[SUMMARY] Weird Numbers (#57)

Discussion in 'Ruby' started by Ruby Quiz, Dec 8, 2005.

  1. Ruby Quiz

    Ruby Quiz Guest

    In reading through all the interesting solutions to this quiz, I noticed two
    things. Some solutions were easy to follow and have clever ways to do the work.
    Others were very fast, thanks to good optimizations. Let's examine one of each.

    First, here is Brian Schroeder's complete solution (minus a line I removed):

    #!/usr/bin/ruby

    # Break early version, checking if a number is weird
    def weird_number(n)
    sum = 0
    subset_sums = Hash.new
    subset_sums[0] = true
    for d in 1...n
    next unless n % d == 0
    # Calculate sum of all divisors
    sum += d
    # Calculate sums for all subsets
    subset_sums.keys.each do | s |
    return false if s + d == n
    subset_sums[s + d] = true
    end
    end
    sum > n
    end

    def weird_numbers(range)
    range.select { | n | weird_number(n) }
    end

    # Argument parsing
    raise "Input exactly one number" unless ARGV.length == 1

    max = ARGV[0].to_i

    # Call it
    puts weird_numbers(1..max)

    This code is not blazing fast, but it's easy to follow and a unique approach.
    That's worth a look, I think.

======

LIST OF TASKS:
[1] Copy word for word the passage of the Weird Numbers forum post that begins at the words "In reading through" and stops after the words "do the work.".
[2] In the entries, repeat verbatim the lines beginning at the line that has "menu-item-label: FWVGA Portrait" and stopping after the line that has "menu-item-label: FWVGA Landscape".

MATERIAL FOR THIS EXERCISE:
======

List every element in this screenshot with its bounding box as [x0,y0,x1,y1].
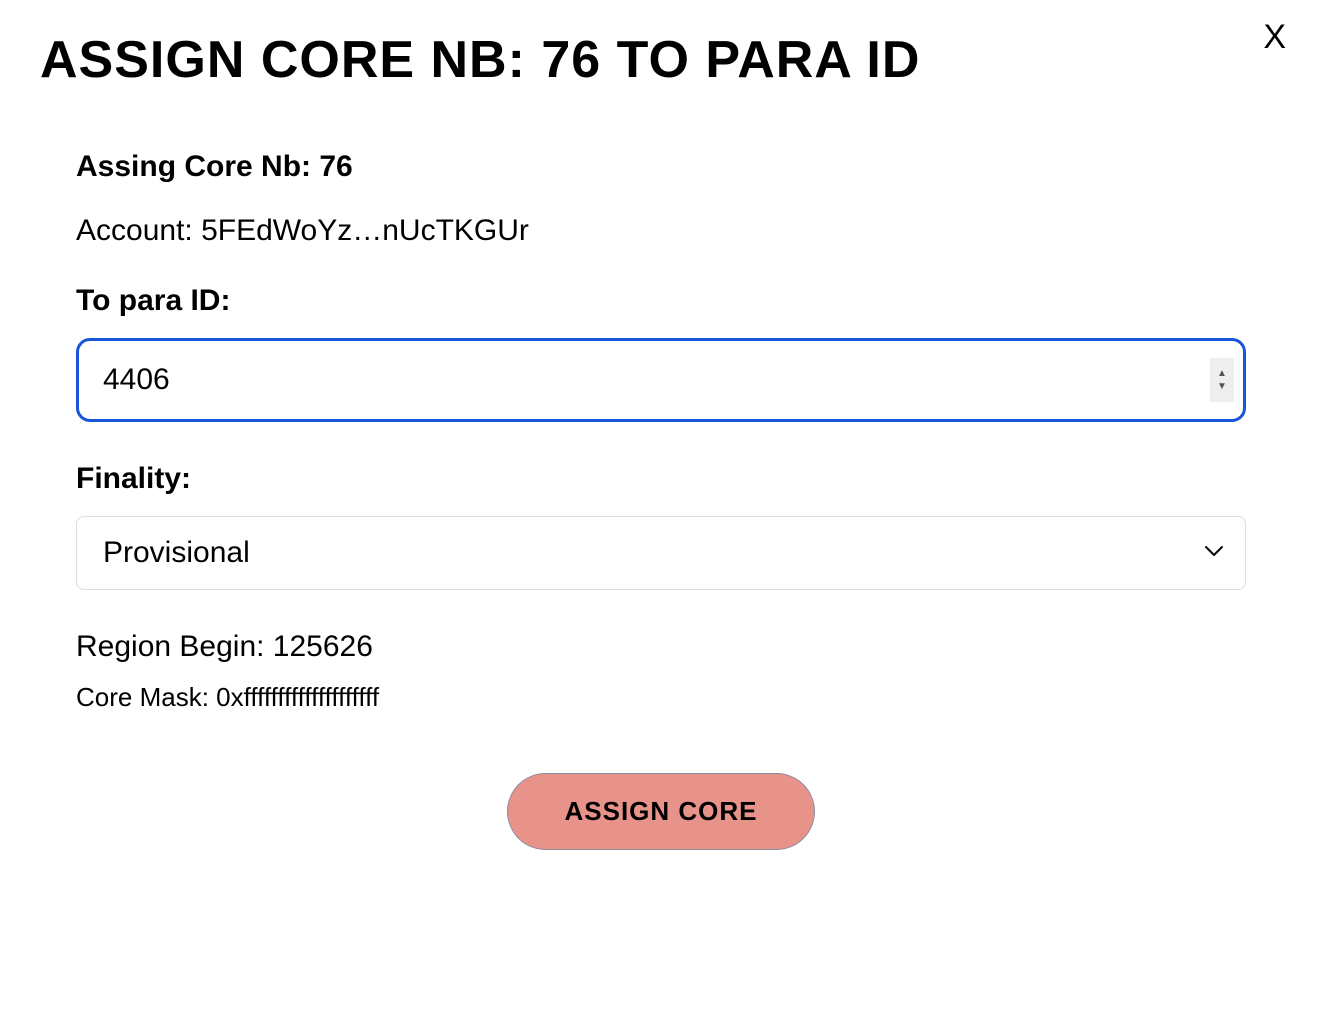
close-button[interactable]: X [1263,18,1286,57]
region-begin-line: Region Begin: 125626 [76,630,1246,664]
account-line: Account: 5FEdWoYz…nUcTKGUr [76,214,1246,248]
para-id-label: To para ID: [76,284,1246,318]
finality-select-wrap: Provisional [76,516,1246,590]
core-nb-subtitle: Assing Core Nb: 76 [76,150,1246,184]
button-row: Assign Core [76,773,1246,850]
spinner-down-icon[interactable]: ▼ [1210,380,1234,402]
finality-label: Finality: [76,462,1246,496]
assign-core-button[interactable]: Assign Core [507,773,814,850]
finality-value: Provisional [103,536,250,570]
number-spinner: ▲ ▼ [1210,358,1234,402]
modal-content: Assing Core Nb: 76 Account: 5FEdWoYz…nUc… [40,150,1282,850]
core-mask-line: Core Mask: 0xffffffffffffffffffff [76,682,1246,713]
finality-select[interactable]: Provisional [76,516,1246,590]
para-id-input[interactable] [76,338,1246,422]
para-id-input-wrap: ▲ ▼ [76,338,1246,422]
spinner-up-icon[interactable]: ▲ [1210,358,1234,380]
assign-core-modal: X ASSIGN CORE NB: 76 TO PARA ID Assing C… [0,0,1322,870]
modal-title: ASSIGN CORE NB: 76 TO PARA ID [40,30,1282,90]
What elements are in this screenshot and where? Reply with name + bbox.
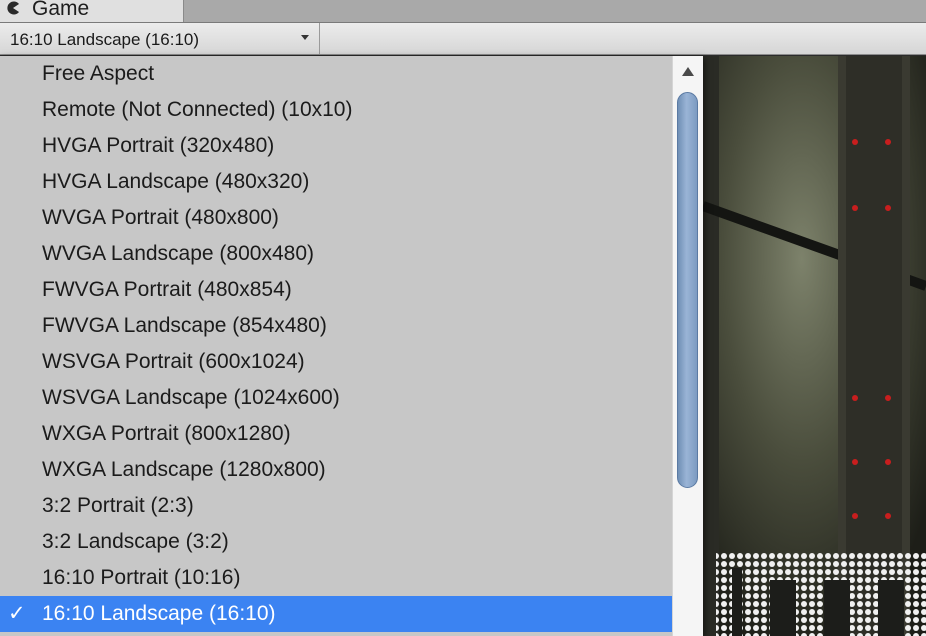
menu-item-label: FWVGA Portrait (480x854) <box>42 278 292 301</box>
aspect-menu-list: Free Aspect Remote (Not Connected) (10x10… <box>0 56 672 632</box>
tab-bar: Game <box>0 0 926 23</box>
menu-item-label: 16:10 Portrait (10:16) <box>42 566 241 589</box>
menu-item[interactable]: 3:2 Portrait (2:3) <box>0 488 672 524</box>
menu-item[interactable]: WXGA Portrait (800x1280) <box>0 416 672 452</box>
menu-item[interactable]: WVGA Landscape (800x480) <box>0 236 672 272</box>
menu-item-label: FWVGA Landscape (854x480) <box>42 314 327 337</box>
menu-scrollbar[interactable] <box>672 56 703 636</box>
tab-title: Game <box>32 0 90 20</box>
menu-item-label: WVGA Landscape (800x480) <box>42 242 314 265</box>
checkmark-icon: ✓ <box>8 602 26 625</box>
scroll-up-arrow-icon[interactable] <box>682 67 694 76</box>
menu-item-label: WVGA Portrait (480x800) <box>42 206 279 229</box>
menu-item[interactable]: FWVGA Landscape (854x480) <box>0 308 672 344</box>
menu-item-label: HVGA Landscape (480x320) <box>42 170 310 193</box>
menu-item[interactable]: HVGA Landscape (480x320) <box>0 164 672 200</box>
aspect-dropdown[interactable]: 16:10 Landscape (16:10) <box>0 23 320 54</box>
menu-item[interactable]: FWVGA Portrait (480x854) <box>0 272 672 308</box>
scrollbar-thumb[interactable] <box>677 92 698 488</box>
menu-item[interactable]: WXGA Landscape (1280x800) <box>0 452 672 488</box>
menu-item[interactable]: 3:2 Landscape (3:2) <box>0 524 672 560</box>
menu-item[interactable]: WSVGA Portrait (600x1024) <box>0 344 672 380</box>
menu-item[interactable]: ✓ 16:10 Landscape (16:10) <box>0 596 672 632</box>
menu-item[interactable]: HVGA Portrait (320x480) <box>0 128 672 164</box>
tab-game[interactable]: Game <box>0 0 184 22</box>
menu-item-label: 16:10 Landscape (16:10) <box>42 602 276 625</box>
menu-item[interactable]: WSVGA Landscape (1024x600) <box>0 380 672 416</box>
menu-item[interactable]: WVGA Portrait (480x800) <box>0 200 672 236</box>
menu-item-label: 3:2 Portrait (2:3) <box>42 494 194 517</box>
menu-item-label: WSVGA Portrait (600x1024) <box>42 350 305 373</box>
pacman-icon <box>7 1 19 15</box>
menu-item-label: WSVGA Landscape (1024x600) <box>42 386 340 409</box>
menu-item-label: Remote (Not Connected) (10x10) <box>42 98 353 121</box>
aspect-dropdown-menu: Free Aspect Remote (Not Connected) (10x10… <box>0 56 703 636</box>
menu-item-label: WXGA Portrait (800x1280) <box>42 422 291 445</box>
menu-item-label: HVGA Portrait (320x480) <box>42 134 275 157</box>
game-toolbar: 16:10 Landscape (16:10) <box>0 23 926 55</box>
aspect-dropdown-label: 16:10 Landscape (16:10) <box>10 30 200 49</box>
menu-item-label: WXGA Landscape (1280x800) <box>42 458 326 481</box>
menu-item[interactable]: 16:10 Portrait (10:16) <box>0 560 672 596</box>
menu-item-label: 3:2 Landscape (3:2) <box>42 530 229 553</box>
menu-item[interactable]: Remote (Not Connected) (10x10) <box>0 92 672 128</box>
menu-item-label: Free Aspect <box>42 62 155 85</box>
chevron-down-icon <box>301 35 309 40</box>
menu-item[interactable]: Free Aspect <box>0 56 672 92</box>
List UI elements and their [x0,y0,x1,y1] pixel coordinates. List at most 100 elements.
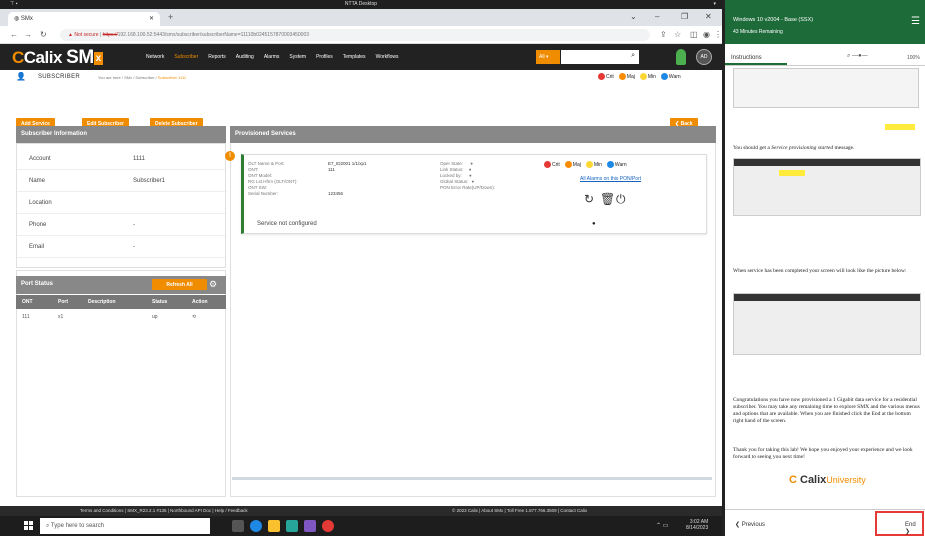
user-status-icon[interactable] [676,49,686,65]
close-tab-icon[interactable]: ✕ [149,15,154,22]
tab-strip: ◍ SMx ✕ + ⌄ – ❐ ✕ [0,9,722,26]
bookmark-star-icon[interactable]: ☆ [674,30,681,39]
previous-label: Previous [741,522,766,528]
port-table-header: ONT Port Description Status Action [16,295,226,309]
minimize-icon[interactable]: – [655,12,659,21]
instructions-panel: Windows 10 v2004 - Base (SSX) 43 Minutes… [722,0,925,536]
name-value: Subscriber1 [133,178,166,184]
cell-ont: 111 [22,314,30,320]
windows-start-icon[interactable] [24,521,33,530]
nav-auditing[interactable]: Auditing [236,54,254,60]
file-explorer-icon[interactable] [268,520,280,532]
nav-alarms[interactable]: Alarms [264,54,280,60]
instruction-text-2: When service has been completed your scr… [733,268,907,274]
new-tab-icon[interactable]: + [168,12,173,22]
email-label: Email [29,244,45,250]
zoom-controls-icon[interactable]: ⌕ —●— [847,53,868,60]
browser-tab[interactable]: ◍ SMx ✕ [8,12,160,26]
port-action-icon[interactable]: ⟲ [192,314,196,320]
nav-network[interactable]: Network [146,54,164,60]
footer-right-links[interactable]: © 2023 Calix | About SMx | Toll Free 1.8… [452,508,587,513]
refresh-all-button[interactable]: Refresh All [152,279,207,290]
forward-icon[interactable]: → [24,30,32,39]
lab-header: Windows 10 v2004 - Base (SSX) 43 Minutes… [725,0,925,44]
refresh-service-icon[interactable]: ↻ [584,192,594,206]
subscriber-icon: 👤 [16,72,26,81]
end-chevron-icon: ❯ [905,529,911,535]
search-scope-label: All [539,54,545,60]
nav-workflows[interactable]: Workflows [376,54,399,60]
taskbar-clock[interactable]: 3:02 AM 8/14/2023 [686,519,708,531]
instruction-text-3: Congratulations you have now provisioned… [733,397,920,424]
share-icon[interactable]: ⇪ [660,30,667,39]
all-alarms-link[interactable]: All Alarms on this PON/Port [580,176,641,182]
service-min-dot-icon [585,161,593,168]
status-dot-icon: ● [592,221,596,227]
main-nav: Network Subscriber Reports Auditing Alar… [146,54,399,60]
app-footer: Terms and Conditions | SMX_R23.2.1 #135 … [0,506,722,516]
tab-search-icon[interactable]: ⌄ [630,12,637,21]
service-left-labels: OLT Name & Port: ONT: ONT Model: RG Lst … [248,161,298,197]
address-input[interactable]: ▲ Not secure | https://192.168.100.52:54… [60,29,650,41]
page-title: SUBSCRIBER [38,74,81,80]
search-icon: ⌕ [631,52,635,59]
chrome-icon[interactable] [322,520,334,532]
task-view-icon[interactable] [232,520,244,532]
service-left-values: E7_ID2001 1/1/xp1 111 123456 [328,161,367,197]
tab-instructions[interactable]: Instructions [731,55,762,61]
instruction-tabs: Instructions ⌕ —●— 100% [725,44,925,66]
locked-by-dot-icon: ● [469,173,472,178]
sidebar-icon[interactable]: ◫ [690,30,698,39]
nav-templates[interactable]: Templates [343,54,366,60]
refresh-settings-icon[interactable]: ⚙ [209,279,220,290]
service-alert-icon[interactable]: ! [225,151,235,161]
horizontal-scrollbar[interactable] [232,477,712,480]
footer-left-links[interactable]: Terms and Conditions | SMX_R23.2.1 #135 … [80,508,248,513]
profile-icon[interactable]: ◉ [703,30,710,39]
back-icon[interactable]: ← [10,30,18,39]
info-row-name: Name Subscriber1 [17,170,227,192]
browser-menu-icon[interactable]: ⋮ [714,30,722,39]
cell-port: x1 [58,314,64,320]
global-search-input[interactable]: ⌕ [561,50,639,64]
end-button[interactable]: End ❯ [875,511,924,536]
remote-app-icon[interactable] [286,520,298,532]
hamburger-menu-icon[interactable]: ☰ [911,16,920,27]
info-row-phone: Phone - [17,214,227,236]
nav-reports[interactable]: Reports [208,54,226,60]
logo-mark-icon: C [12,48,24,67]
previous-button[interactable]: ❮ Previous [735,521,765,528]
taskbar-search-input[interactable]: ⌕ Type here to search [40,518,210,534]
power-icon[interactable]: ⏻ [616,192,626,207]
edge-icon[interactable] [250,520,262,532]
time-remaining: 43 Minutes Remaining [733,29,783,35]
account-label: Account [29,156,51,162]
service-card: OLT Name & Port: ONT: ONT Model: RG Lst … [241,154,707,234]
nav-subscriber[interactable]: Subscriber [174,54,198,60]
end-label: End [905,522,916,528]
subscriber-info-header: Subscriber Information [16,126,226,143]
instruction-text-1-pre: You should get a [733,145,772,151]
network-tool-icon[interactable] [304,520,316,532]
delete-service-icon[interactable]: 🗑 [600,192,615,206]
nav-profiles[interactable]: Profiles [316,54,333,60]
breadcrumb-row: 👤 SUBSCRIBER You are here / SMx / Subscr… [0,70,722,84]
instruction-text-1-emphasis: Service provisioning started [771,145,834,151]
calix-smx-logo[interactable]: CCalix SM x [12,47,103,69]
reload-icon[interactable]: ↻ [40,30,47,39]
search-scope-select[interactable]: All ▾ [536,50,560,64]
breadcrumb-path[interactable]: You are here / SMx / Subscriber / [98,75,158,80]
logo-x: x [93,52,103,66]
zoom-level: 100% [907,55,920,61]
remote-desktop-menu-icon[interactable]: ▾ [713,1,716,7]
maximize-icon[interactable]: ❐ [681,12,688,21]
nav-system[interactable]: System [289,54,306,60]
close-window-icon[interactable]: ✕ [705,12,712,21]
tray-chevron-icon[interactable]: ⌃ ▭ [656,522,668,529]
taskbar-search-placeholder: Type here to search [50,523,104,529]
link-status-dot-icon: ● [468,167,472,172]
previous-chevron-icon: ❮ [735,522,742,528]
avatar[interactable]: AD [696,49,712,65]
service-min-label: Min [593,161,602,168]
legend-maj: Maj [618,73,635,80]
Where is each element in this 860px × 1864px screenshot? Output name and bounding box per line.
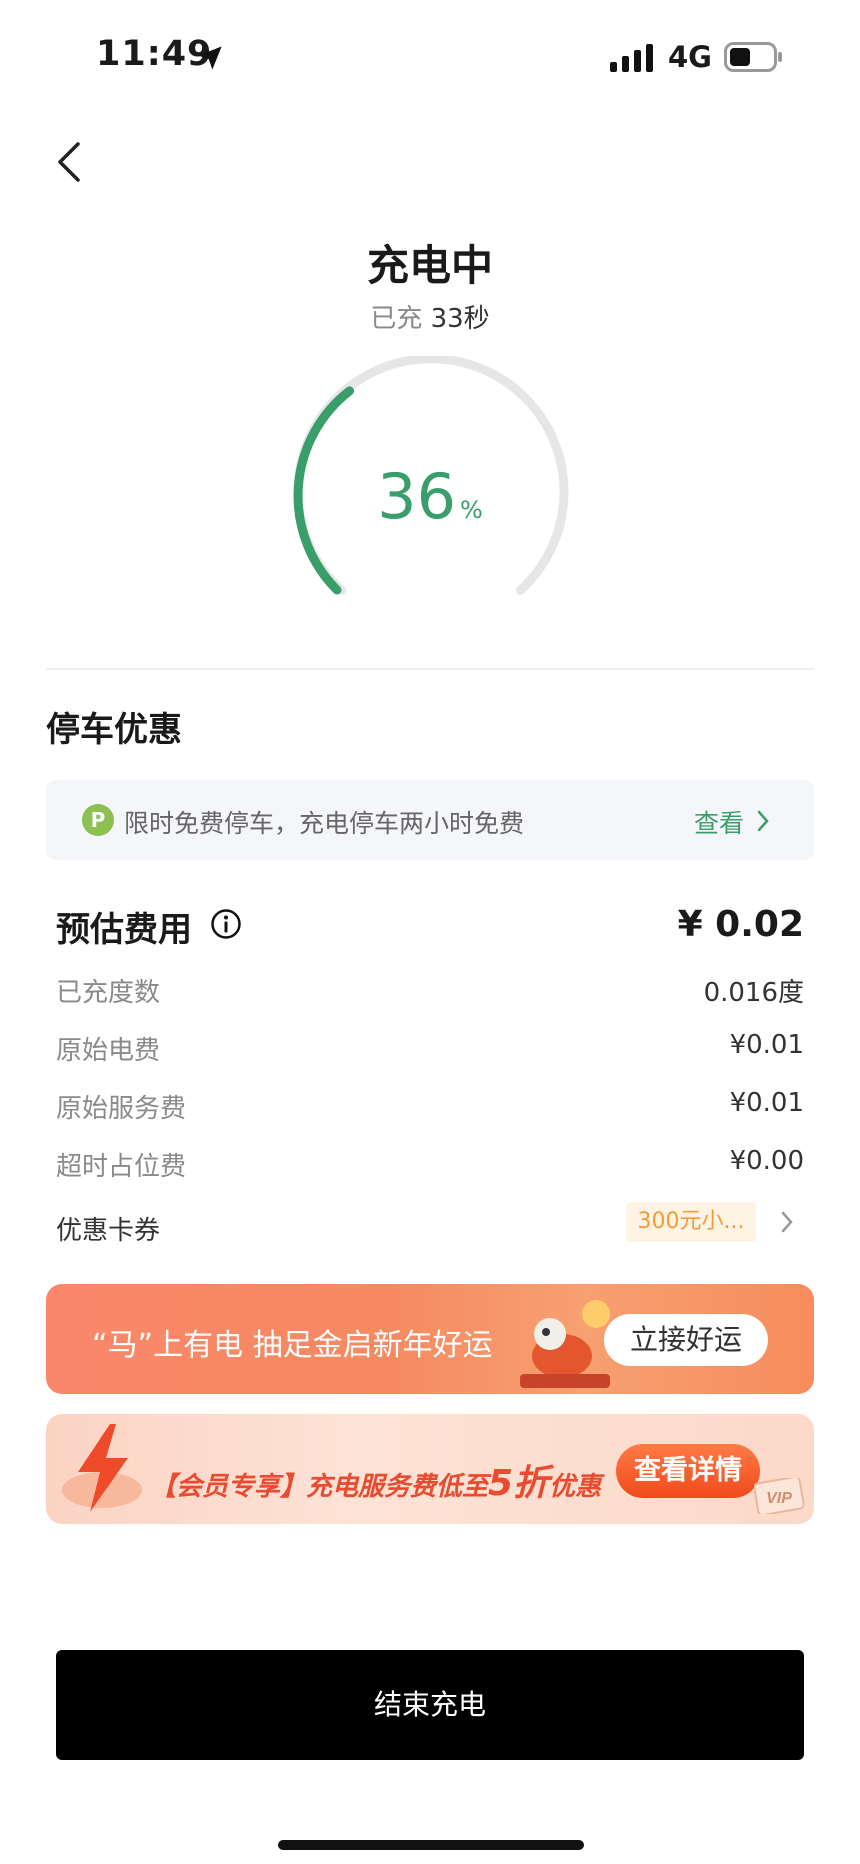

======

PROBLEM SOLUTIONS:
[1]
In reading through all the interesting solutions to this quiz, I noticed two
    things. Some solutions were easy to follow and have clever ways to do the work.

[2]
menu-item-label: FWVGA Portrait (480x854) <box>42 278 292 301</box>
aspect-menu-list: Free Aspect Remote (Not Connected) (10x10… <box>0 56 672 632</box>
tab-bar: Game <box>0 0 926 23</box>
menu-item-label: 16:10 Portrait (10:16) <box>42 566 241 589</box>
menu-item[interactable]: 3:2 Portrait (2:3) <box>0 488 672 524</box>
menu-item[interactable]: WXGA Portrait (800x1280) <box>0 416 672 452</box>
menu-item[interactable]: WVGA Landscape (800x480) <box>0 236 672 272</box>
menu-item-label: FWVGA Landscape (854x480) <box>42 314 327 337</box>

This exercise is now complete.